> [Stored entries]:
+--
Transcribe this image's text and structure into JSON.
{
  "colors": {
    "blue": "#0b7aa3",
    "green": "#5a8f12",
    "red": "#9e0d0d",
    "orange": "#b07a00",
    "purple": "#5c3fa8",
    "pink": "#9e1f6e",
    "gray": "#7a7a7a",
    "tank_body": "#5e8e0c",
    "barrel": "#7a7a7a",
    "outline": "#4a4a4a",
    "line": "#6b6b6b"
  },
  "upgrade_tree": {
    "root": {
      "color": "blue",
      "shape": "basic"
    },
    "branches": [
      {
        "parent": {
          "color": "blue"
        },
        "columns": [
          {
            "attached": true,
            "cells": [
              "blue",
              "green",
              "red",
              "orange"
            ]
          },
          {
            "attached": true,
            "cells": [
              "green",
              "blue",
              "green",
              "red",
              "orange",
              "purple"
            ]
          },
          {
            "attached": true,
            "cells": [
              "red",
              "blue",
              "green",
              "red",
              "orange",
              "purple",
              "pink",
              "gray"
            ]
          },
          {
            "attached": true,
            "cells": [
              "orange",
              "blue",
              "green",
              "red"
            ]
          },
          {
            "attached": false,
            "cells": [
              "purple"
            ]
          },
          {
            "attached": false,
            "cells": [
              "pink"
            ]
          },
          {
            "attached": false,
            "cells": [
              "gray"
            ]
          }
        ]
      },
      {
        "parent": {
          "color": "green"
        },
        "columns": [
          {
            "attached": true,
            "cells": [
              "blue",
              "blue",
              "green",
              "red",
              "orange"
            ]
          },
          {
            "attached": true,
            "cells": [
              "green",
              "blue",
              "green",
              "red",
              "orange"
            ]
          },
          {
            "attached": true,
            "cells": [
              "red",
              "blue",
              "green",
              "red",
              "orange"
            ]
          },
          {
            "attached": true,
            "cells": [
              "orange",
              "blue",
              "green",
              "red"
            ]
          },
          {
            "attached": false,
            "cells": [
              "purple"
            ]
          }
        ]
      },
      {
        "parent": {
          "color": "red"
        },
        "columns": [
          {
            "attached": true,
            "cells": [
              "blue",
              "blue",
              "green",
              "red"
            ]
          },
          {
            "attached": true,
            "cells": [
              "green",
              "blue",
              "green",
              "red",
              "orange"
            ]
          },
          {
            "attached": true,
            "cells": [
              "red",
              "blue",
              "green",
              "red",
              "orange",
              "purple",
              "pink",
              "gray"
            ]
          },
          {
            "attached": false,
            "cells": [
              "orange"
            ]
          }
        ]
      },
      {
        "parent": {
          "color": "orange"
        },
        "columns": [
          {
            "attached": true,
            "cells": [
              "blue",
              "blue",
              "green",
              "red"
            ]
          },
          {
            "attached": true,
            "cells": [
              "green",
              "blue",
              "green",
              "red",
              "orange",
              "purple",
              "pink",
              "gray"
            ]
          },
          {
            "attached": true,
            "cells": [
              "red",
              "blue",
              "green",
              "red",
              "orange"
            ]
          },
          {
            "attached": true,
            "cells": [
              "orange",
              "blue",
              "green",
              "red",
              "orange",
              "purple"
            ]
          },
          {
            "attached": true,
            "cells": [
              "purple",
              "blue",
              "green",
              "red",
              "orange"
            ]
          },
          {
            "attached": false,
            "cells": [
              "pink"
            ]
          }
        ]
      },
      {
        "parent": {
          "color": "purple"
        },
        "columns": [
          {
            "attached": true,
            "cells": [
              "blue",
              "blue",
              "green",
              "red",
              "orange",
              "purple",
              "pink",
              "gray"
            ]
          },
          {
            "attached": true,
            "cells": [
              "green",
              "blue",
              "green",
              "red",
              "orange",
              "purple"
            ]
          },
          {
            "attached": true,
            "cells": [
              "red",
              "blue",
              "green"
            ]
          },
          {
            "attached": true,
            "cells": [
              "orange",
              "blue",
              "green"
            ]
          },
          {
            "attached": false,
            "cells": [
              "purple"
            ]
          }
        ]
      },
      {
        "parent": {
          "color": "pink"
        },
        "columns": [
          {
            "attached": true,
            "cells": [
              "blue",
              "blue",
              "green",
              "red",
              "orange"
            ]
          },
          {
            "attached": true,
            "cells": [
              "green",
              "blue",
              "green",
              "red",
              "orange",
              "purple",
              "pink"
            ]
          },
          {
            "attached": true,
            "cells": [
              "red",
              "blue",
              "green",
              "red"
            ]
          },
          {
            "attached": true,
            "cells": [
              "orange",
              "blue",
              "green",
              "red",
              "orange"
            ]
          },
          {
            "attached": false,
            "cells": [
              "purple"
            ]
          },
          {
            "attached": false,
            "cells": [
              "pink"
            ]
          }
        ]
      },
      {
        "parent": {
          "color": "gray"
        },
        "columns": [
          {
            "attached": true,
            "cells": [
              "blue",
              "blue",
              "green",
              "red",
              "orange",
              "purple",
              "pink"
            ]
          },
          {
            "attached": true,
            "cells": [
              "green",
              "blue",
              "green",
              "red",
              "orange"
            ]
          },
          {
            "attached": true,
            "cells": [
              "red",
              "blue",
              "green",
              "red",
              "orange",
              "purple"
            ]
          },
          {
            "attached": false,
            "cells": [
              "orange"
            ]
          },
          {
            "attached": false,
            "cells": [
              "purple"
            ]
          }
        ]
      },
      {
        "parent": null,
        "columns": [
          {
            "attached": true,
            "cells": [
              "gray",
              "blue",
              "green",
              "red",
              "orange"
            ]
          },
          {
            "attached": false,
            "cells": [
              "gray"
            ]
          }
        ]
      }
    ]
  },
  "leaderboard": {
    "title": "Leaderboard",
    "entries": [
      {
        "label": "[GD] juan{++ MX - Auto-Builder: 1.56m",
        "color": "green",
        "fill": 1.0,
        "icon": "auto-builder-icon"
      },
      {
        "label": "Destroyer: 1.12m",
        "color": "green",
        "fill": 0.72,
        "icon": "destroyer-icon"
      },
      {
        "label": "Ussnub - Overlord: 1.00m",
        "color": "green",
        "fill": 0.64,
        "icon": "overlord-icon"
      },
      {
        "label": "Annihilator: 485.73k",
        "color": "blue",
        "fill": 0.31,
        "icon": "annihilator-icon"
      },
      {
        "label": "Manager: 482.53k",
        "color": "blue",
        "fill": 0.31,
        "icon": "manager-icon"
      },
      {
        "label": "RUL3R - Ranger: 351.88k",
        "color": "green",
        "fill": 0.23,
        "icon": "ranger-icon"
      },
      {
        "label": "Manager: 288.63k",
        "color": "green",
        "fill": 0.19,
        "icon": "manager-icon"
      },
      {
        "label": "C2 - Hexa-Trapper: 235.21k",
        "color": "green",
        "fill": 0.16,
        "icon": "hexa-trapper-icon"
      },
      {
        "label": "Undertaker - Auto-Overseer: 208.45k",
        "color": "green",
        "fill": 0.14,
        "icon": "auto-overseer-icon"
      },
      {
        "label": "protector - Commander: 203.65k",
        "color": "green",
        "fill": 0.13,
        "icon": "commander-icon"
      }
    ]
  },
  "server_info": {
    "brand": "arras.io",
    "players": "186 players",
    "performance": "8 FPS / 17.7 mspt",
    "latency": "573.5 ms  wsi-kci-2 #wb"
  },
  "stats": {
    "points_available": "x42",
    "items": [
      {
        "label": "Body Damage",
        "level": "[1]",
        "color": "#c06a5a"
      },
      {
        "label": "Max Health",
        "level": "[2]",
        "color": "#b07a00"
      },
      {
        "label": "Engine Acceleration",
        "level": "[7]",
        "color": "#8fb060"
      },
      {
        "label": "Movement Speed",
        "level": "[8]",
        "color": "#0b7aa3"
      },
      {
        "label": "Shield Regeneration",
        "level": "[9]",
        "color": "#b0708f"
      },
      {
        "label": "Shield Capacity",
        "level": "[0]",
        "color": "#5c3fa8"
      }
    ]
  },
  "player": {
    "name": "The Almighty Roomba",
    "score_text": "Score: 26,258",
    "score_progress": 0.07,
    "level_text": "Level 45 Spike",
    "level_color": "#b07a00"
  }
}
+--
> [WORK REQUIRED]: Search the lines above for the string "fill" and copy each line that has it.

> [RESPONSE]:
        "fill": 1.0,
        "fill": 0.72,
        "fill": 0.64,
        "fill": 0.31,
        "fill": 0.31,
        "fill": 0.23,
        "fill": 0.19,
        "fill": 0.16,
        "fill": 0.14,
        "fill": 0.13,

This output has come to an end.